## Stated task
Put the rows below into a Markdown table with two columns, "No." and "Line", starting at the first row and going through the one that contains "grid-cell[interactable]: 需求管理模块 <box>274 406". Number each row and skip any blank lines.

-=-=-

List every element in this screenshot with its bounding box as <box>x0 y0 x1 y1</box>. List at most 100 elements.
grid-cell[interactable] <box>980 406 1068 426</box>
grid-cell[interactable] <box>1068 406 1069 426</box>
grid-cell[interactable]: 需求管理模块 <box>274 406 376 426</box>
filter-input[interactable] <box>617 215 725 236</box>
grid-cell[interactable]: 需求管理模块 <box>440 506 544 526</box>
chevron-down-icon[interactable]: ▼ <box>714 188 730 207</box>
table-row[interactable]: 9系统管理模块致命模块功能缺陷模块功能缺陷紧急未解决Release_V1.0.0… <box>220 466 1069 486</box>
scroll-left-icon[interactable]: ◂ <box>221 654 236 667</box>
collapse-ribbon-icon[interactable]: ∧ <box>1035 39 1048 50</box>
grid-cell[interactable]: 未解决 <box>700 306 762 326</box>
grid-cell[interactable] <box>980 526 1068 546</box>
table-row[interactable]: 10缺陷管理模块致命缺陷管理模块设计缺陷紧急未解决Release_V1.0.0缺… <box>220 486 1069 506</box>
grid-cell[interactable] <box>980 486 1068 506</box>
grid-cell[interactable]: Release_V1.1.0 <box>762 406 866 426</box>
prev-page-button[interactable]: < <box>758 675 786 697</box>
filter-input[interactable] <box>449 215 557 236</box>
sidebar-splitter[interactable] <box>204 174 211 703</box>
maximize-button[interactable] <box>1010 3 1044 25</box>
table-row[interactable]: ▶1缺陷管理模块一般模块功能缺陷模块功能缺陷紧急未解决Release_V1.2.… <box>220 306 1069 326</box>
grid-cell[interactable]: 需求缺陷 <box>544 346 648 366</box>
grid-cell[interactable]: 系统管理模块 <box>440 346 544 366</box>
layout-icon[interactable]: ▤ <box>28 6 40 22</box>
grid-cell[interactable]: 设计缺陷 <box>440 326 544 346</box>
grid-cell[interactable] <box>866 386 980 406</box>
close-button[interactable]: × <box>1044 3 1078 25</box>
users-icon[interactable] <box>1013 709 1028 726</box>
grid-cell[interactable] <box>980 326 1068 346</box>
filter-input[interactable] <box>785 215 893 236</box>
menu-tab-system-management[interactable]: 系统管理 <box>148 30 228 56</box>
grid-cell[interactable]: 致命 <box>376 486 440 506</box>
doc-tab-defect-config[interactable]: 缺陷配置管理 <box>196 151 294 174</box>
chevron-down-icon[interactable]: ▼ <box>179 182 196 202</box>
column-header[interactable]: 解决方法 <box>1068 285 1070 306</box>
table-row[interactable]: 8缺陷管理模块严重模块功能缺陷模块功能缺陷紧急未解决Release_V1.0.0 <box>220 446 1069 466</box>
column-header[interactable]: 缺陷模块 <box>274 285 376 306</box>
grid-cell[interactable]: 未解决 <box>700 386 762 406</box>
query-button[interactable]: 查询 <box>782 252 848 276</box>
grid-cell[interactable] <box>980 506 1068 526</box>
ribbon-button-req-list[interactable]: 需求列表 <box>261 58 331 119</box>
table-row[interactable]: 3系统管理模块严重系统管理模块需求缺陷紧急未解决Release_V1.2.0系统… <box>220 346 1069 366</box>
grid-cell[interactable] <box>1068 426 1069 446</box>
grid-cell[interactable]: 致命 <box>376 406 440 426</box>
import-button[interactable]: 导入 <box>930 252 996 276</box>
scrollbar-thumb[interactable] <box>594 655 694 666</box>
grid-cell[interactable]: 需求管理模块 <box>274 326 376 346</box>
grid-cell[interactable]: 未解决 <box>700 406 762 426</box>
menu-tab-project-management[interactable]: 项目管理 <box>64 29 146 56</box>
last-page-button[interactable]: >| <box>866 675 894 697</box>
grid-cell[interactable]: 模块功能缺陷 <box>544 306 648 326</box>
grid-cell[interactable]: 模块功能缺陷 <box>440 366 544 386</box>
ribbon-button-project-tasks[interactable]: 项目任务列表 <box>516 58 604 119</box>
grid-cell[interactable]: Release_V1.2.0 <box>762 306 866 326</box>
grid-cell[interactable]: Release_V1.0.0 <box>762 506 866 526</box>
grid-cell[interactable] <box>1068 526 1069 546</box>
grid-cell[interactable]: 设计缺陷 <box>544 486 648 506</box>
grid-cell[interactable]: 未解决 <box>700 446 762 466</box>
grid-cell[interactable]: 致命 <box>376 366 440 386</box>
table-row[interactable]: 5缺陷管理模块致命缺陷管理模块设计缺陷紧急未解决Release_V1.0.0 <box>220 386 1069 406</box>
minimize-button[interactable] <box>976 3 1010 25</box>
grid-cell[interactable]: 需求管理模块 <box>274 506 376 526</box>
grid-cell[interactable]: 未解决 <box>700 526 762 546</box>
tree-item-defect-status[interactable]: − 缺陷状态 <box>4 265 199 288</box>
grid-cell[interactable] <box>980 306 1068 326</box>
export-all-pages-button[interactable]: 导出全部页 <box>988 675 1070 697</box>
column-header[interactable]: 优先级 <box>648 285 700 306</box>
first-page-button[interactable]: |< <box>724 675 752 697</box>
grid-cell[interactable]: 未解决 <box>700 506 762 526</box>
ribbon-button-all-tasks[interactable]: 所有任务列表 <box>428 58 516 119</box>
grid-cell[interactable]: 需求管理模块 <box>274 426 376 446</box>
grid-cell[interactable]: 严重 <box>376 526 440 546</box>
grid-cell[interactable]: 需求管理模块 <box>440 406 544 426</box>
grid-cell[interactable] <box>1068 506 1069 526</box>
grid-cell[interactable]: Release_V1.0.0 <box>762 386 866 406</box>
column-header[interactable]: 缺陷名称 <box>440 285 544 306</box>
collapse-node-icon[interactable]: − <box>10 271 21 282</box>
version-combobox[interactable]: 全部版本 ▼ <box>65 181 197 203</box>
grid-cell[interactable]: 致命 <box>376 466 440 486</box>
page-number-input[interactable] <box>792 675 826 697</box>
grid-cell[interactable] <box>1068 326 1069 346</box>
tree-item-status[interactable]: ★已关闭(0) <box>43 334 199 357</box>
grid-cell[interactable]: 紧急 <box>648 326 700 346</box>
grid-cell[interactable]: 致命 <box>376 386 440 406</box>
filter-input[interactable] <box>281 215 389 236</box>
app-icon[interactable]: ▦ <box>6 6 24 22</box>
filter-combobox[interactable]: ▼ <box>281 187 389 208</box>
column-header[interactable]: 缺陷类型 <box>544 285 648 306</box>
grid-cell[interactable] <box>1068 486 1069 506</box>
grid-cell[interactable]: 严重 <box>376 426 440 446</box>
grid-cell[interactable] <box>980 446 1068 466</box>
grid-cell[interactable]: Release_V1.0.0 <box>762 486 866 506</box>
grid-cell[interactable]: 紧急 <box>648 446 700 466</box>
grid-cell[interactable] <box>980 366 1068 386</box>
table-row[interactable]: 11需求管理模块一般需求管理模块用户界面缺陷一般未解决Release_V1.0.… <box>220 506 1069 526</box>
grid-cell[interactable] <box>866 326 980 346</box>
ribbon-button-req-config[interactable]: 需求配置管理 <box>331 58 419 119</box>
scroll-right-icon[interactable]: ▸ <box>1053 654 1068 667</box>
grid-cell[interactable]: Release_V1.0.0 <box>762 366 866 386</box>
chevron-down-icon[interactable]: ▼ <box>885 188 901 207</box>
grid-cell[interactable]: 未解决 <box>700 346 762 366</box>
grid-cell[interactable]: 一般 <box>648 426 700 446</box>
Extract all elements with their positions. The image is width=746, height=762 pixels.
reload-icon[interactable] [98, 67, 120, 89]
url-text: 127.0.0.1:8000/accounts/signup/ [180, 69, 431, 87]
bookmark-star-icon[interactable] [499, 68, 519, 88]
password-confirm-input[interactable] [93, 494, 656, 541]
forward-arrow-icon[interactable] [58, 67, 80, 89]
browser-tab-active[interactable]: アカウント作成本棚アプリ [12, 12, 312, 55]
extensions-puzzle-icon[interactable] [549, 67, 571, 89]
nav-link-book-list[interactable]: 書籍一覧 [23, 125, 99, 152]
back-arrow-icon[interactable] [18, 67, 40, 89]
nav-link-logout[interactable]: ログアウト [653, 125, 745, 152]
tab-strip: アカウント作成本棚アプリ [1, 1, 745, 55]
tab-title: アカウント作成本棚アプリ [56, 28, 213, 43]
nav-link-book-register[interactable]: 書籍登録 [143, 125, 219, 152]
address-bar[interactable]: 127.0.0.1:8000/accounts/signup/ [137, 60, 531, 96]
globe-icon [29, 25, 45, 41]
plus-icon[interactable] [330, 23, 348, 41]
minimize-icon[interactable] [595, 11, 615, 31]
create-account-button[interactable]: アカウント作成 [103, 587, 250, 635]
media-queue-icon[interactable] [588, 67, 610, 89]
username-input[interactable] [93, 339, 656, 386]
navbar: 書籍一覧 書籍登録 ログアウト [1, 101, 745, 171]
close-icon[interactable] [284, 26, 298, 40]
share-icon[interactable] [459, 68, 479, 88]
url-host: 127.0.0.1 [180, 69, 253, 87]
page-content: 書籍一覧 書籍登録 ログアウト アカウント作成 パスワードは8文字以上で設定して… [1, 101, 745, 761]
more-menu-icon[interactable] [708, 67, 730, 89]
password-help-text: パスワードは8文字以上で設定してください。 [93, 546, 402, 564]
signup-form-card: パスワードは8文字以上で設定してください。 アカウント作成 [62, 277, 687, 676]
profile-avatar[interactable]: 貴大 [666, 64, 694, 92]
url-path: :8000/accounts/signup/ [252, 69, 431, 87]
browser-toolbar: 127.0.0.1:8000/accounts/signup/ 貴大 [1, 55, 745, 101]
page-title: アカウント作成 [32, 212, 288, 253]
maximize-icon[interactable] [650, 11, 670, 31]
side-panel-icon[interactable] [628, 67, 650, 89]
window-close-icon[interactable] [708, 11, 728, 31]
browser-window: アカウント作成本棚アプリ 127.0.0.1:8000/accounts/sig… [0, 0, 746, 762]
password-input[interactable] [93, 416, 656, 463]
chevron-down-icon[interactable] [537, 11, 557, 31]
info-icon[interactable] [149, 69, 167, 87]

-=-=-

## Answer to the exercise
| No. | Line |
|---|---|
| 1 | List every element in this screenshot with its bounding box as <box>x0 y0 x1 y1</box>. List at most 100 elements. |
| 2 | grid-cell[interactable] <box>980 406 1068 426</box> |
| 3 | grid-cell[interactable] <box>1068 406 1069 426</box> |
| 4 | grid-cell[interactable]: 需求管理模块 <box>274 406 376 426</box> |